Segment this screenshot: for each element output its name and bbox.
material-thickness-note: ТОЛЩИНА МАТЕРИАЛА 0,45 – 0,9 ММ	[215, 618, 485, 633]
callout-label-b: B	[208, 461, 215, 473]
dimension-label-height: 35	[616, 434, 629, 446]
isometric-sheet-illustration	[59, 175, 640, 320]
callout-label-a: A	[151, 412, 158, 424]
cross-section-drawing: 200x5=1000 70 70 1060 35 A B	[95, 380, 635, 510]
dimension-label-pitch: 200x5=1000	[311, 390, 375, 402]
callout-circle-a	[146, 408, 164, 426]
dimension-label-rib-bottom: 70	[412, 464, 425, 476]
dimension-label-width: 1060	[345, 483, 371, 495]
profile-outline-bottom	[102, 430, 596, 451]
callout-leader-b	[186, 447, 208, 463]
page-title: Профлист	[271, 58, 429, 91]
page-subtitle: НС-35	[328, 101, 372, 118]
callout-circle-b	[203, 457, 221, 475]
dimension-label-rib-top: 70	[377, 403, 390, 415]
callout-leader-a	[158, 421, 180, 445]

......

SET PROBLEM - Return every line of the listing exactly as it appears, from the first line down through the line containing "408, 164, 426]", with both ends included.

EXERCISE RESULT -
Segment this screenshot: for each element output its name and bbox.
material-thickness-note: ТОЛЩИНА МАТЕРИАЛА 0,45 – 0,9 ММ	[215, 618, 485, 633]
callout-label-b: B	[208, 461, 215, 473]
dimension-label-height: 35	[616, 434, 629, 446]
isometric-sheet-illustration	[59, 175, 640, 320]
callout-label-a: A	[151, 412, 158, 424]
cross-section-drawing: 200x5=1000 70 70 1060 35 A B	[95, 380, 635, 510]
dimension-label-pitch: 200x5=1000	[311, 390, 375, 402]
callout-circle-a	[146, 408, 164, 426]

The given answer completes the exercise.